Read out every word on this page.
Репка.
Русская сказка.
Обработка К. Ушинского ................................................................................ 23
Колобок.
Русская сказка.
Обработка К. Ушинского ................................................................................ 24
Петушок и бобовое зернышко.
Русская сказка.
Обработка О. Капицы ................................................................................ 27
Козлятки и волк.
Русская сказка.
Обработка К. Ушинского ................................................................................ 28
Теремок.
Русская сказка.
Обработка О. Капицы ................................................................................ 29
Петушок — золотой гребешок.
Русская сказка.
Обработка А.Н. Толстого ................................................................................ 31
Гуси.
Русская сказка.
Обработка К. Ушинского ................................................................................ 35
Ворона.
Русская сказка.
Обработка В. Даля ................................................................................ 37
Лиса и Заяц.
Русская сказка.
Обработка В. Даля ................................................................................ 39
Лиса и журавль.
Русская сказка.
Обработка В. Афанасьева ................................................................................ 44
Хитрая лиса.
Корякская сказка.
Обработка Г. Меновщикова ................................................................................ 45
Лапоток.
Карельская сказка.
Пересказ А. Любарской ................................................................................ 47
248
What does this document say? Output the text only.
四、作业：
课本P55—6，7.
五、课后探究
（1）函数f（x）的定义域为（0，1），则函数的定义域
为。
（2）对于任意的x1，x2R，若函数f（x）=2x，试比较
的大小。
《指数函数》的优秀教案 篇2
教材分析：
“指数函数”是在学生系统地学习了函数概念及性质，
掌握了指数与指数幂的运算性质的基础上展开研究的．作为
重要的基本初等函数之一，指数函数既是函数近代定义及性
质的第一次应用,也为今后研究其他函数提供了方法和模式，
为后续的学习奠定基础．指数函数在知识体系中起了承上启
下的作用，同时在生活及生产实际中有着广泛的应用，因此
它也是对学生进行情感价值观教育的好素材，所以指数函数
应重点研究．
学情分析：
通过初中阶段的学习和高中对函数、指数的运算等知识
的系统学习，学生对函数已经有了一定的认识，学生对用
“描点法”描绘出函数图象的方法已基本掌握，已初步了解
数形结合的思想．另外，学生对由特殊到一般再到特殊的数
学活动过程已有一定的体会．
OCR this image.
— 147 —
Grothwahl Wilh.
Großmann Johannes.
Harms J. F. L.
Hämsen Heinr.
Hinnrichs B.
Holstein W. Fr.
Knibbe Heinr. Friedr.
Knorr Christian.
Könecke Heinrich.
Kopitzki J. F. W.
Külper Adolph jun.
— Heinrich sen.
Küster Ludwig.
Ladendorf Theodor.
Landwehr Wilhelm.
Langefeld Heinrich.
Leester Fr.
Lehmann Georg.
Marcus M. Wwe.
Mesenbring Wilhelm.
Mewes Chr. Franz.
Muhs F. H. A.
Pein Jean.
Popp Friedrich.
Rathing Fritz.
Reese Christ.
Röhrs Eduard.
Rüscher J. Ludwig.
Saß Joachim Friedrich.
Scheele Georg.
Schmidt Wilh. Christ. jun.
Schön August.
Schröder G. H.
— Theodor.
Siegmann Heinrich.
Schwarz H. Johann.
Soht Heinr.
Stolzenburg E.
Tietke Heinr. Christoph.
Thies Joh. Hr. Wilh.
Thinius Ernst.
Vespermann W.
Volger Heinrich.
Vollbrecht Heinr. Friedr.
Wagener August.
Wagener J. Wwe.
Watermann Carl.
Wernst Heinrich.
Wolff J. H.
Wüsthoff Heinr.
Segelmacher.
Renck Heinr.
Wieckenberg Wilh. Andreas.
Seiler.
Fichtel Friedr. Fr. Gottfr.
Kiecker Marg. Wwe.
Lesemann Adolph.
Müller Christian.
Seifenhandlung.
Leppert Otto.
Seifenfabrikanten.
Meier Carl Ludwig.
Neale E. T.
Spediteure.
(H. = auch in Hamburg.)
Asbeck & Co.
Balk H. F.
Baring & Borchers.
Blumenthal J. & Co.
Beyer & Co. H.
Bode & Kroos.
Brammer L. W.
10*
*-*-*
JOB - From the entries above, collect every line with the string "Ludwig" in it.

TASK RESULT -
Küster Ludwig.
Rüscher J. Ludwig.
Meier Carl Ludwig.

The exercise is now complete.